* Stated task: Copy the records that follow exactly as written, but not their pictures.

* Supplied information:

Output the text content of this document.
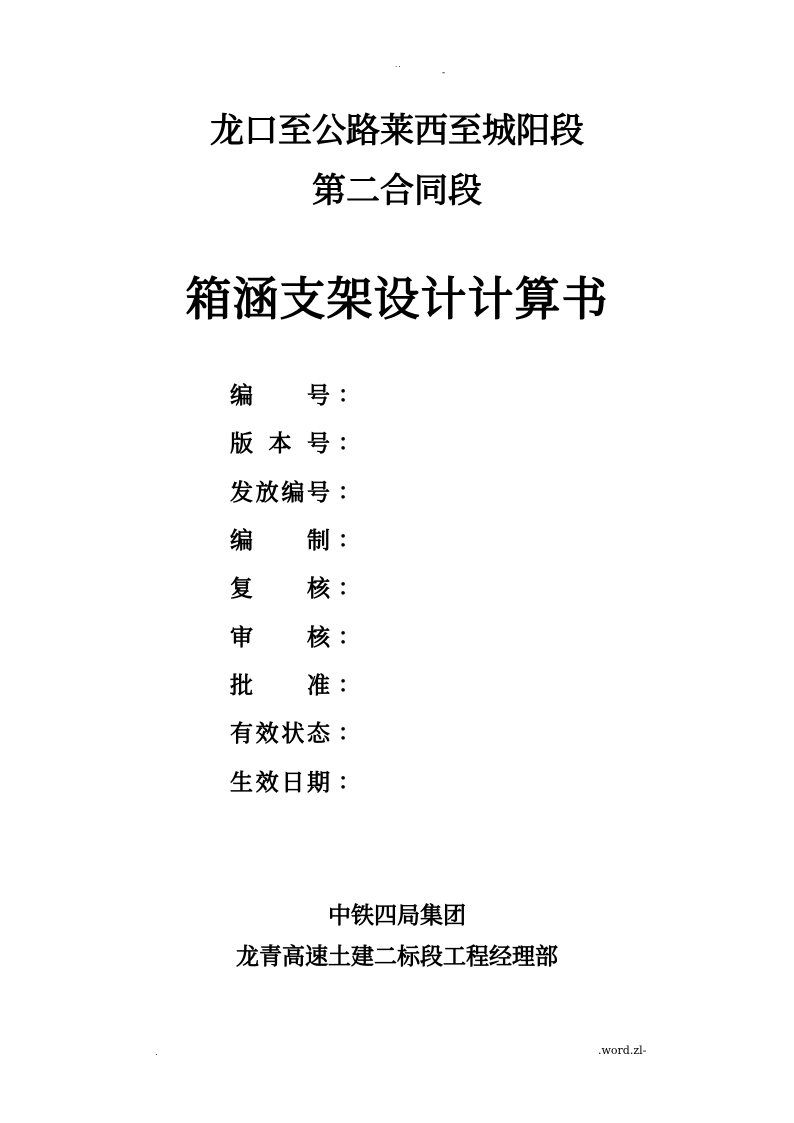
··
-
龙口至公路莱西至城阳段
第二合同段
箱涵支架设计计算书
编 号 ：
版 本 号 ：
发 放 编 号 ：
编 制 ：
复 核 ：
审 核 ：
批 准 ：
有 效 状 态 ：
生 效 日 期 ：
中铁四局集团
龙青高速土建二标段工程经理部
.	.word.zl-
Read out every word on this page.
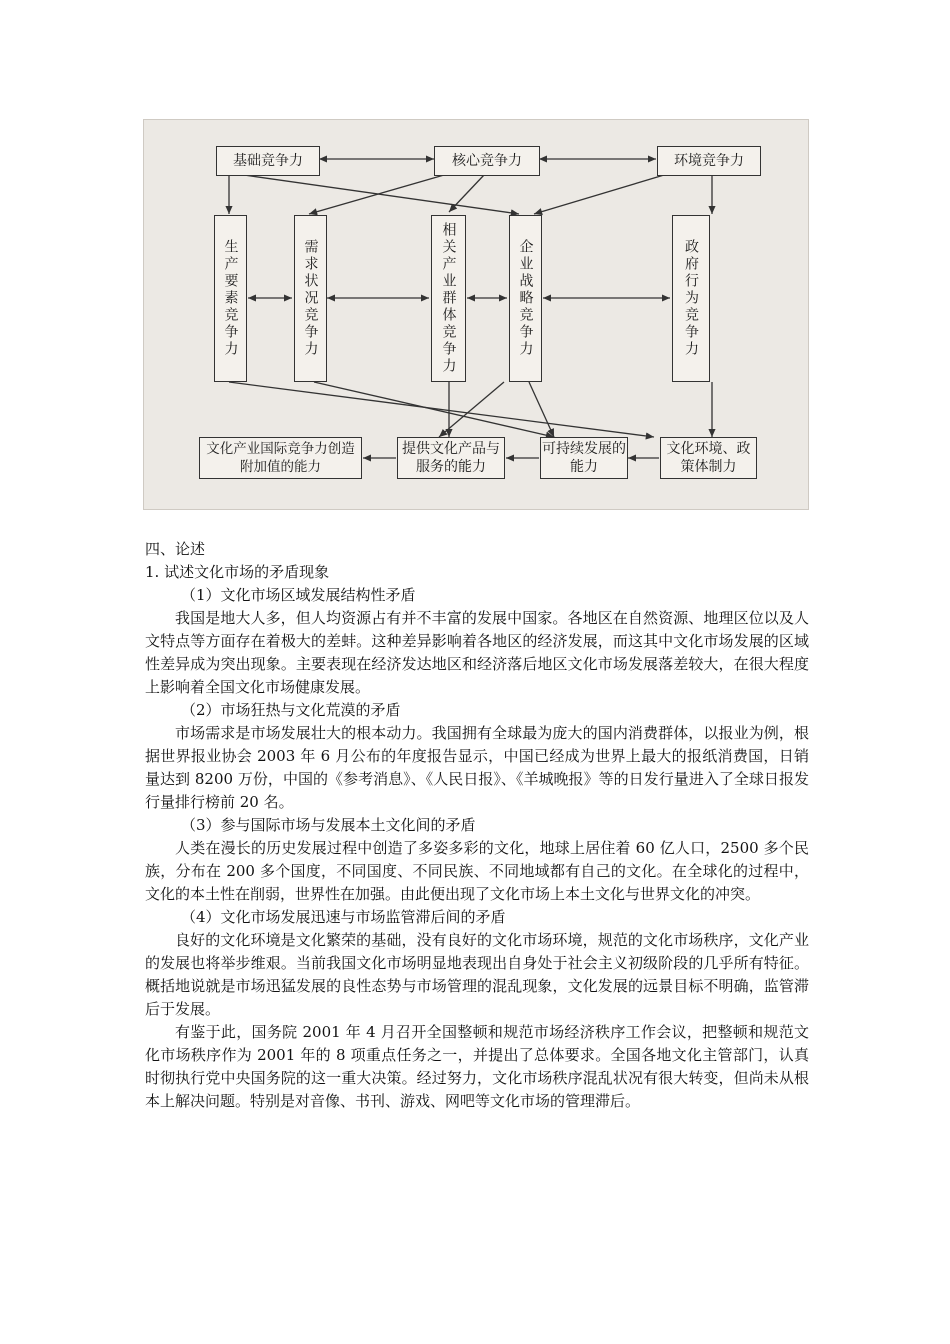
基础竞争力	核心竞争力	环境竞争力
生产要素竞争力	需求状况竞争力	相关产业群体竞争力	企业战略竞争力	政府行为竞争力
文化产业国际竞争力创造附加值的能力
提供文化产品与服务的能力
可持续发展的能力
文化环境、政策体制力

四、论述

1. 试述文化市场的矛盾现象

（1）文化市场区域发展结构性矛盾

我国是地大人多，但人均资源占有并不丰富的发展中国家。各地区在自然资源、地理区位以及人文特点等方面存在着极大的差蚌。这种差异影响着各地区的经济发展，而这其中文化市场发展的区域性差异成为突出现象。主要表现在经济发达地区和经济落后地区文化市场发展落差较大，在很大程度上影响着全国文化市场健康发展。

（2）市场狂热与文化荒漠的矛盾

市场需求是市场发展壮大的根本动力。我国拥有全球最为庞大的国内消费群体，以报业为例，根据世界报业协会 2003 年 6 月公布的年度报告显示，中国已经成为世界上最大的报纸消费国，日销量达到 8200 万份，中国的《参考消息》、《人民日报》、《羊城晚报》等的日发行量进入了全球日报发行量排行榜前 20 名。

（3）参与国际市场与发展本土文化间的矛盾

人类在漫长的历史发展过程中创造了多姿多彩的文化，地球上居住着 60 亿人口，2500 多个民族，分布在 200 多个国度，不同国度、不同民族、不同地域都有自己的文化。在全球化的过程中，文化的本土性在削弱，世界性在加强。由此便出现了文化市场上本土文化与世界文化的冲突。

（4）文化市场发展迅速与市场监管滞后间的矛盾

良好的文化环境是文化繁荣的基础，没有良好的文化市场环境，规范的文化市场秩序，文化产业的发展也将举步维艰。当前我国文化市场明显地表现出自身处于社会主义初级阶段的几乎所有特征。概括地说就是市场迅猛发展的良性态势与市场管理的混乱现象，文化发展的远景目标不明确，监管滞后于发展。

有鉴于此，国务院 2001 年 4 月召开全国整顿和规范市场经济秩序工作会议，把整顿和规范文化市场秩序作为 2001 年的 8 项重点任务之一，并提出了总体要求。全国各地文化主管部门，认真时彻执行党中央国务院的这一重大决策。经过努力，文化市场秩序混乱状况有很大转变，但尚未从根本上解决问题。特别是对音像、书刊、游戏、网吧等文化市场的管理滞后。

* Output below:
Output the text content of this document.
··
-
龙口至公路莱西至城阳段
第二合同段
箱涵支架设计计算书
编 号 ：
版 本 号 ：
发 放 编 号 ：
编 制 ：
复 核 ：
审 核 ：
批 准 ：
有 效 状 态 ：
生 效 日 期 ：
中铁四局集团
龙青高速土建二标段工程经理部
.	.word.zl-
Read out every word on this page.
基础竞争力	核心竞争力	环境竞争力
生产要素竞争力	需求状况竞争力	相关产业群体竞争力	企业战略竞争力	政府行为竞争力
文化产业国际竞争力创造附加值的能力
提供文化产品与服务的能力
可持续发展的能力
文化环境、政策体制力

四、论述

1. 试述文化市场的矛盾现象

（1）文化市场区域发展结构性矛盾

我国是地大人多，但人均资源占有并不丰富的发展中国家。各地区在自然资源、地理区位以及人文特点等方面存在着极大的差蚌。这种差异影响着各地区的经济发展，而这其中文化市场发展的区域性差异成为突出现象。主要表现在经济发达地区和经济落后地区文化市场发展落差较大，在很大程度上影响着全国文化市场健康发展。

（2）市场狂热与文化荒漠的矛盾

市场需求是市场发展壮大的根本动力。我国拥有全球最为庞大的国内消费群体，以报业为例，根据世界报业协会 2003 年 6 月公布的年度报告显示，中国已经成为世界上最大的报纸消费国，日销量达到 8200 万份，中国的《参考消息》、《人民日报》、《羊城晚报》等的日发行量进入了全球日报发行量排行榜前 20 名。

（3）参与国际市场与发展本土文化间的矛盾

人类在漫长的历史发展过程中创造了多姿多彩的文化，地球上居住着 60 亿人口，2500 多个民族，分布在 200 多个国度，不同国度、不同民族、不同地域都有自己的文化。在全球化的过程中，文化的本土性在削弱，世界性在加强。由此便出现了文化市场上本土文化与世界文化的冲突。

（4）文化市场发展迅速与市场监管滞后间的矛盾

良好的文化环境是文化繁荣的基础，没有良好的文化市场环境，规范的文化市场秩序，文化产业的发展也将举步维艰。当前我国文化市场明显地表现出自身处于社会主义初级阶段的几乎所有特征。概括地说就是市场迅猛发展的良性态势与市场管理的混乱现象，文化发展的远景目标不明确，监管滞后于发展。

有鉴于此，国务院 2001 年 4 月召开全国整顿和规范市场经济秩序工作会议，把整顿和规范文化市场秩序作为 2001 年的 8 项重点任务之一，并提出了总体要求。全国各地文化主管部门，认真时彻执行党中央国务院的这一重大决策。经过努力，文化市场秩序混乱状况有很大转变，但尚未从根本上解决问题。特别是对音像、书刊、游戏、网吧等文化市场的管理滞后。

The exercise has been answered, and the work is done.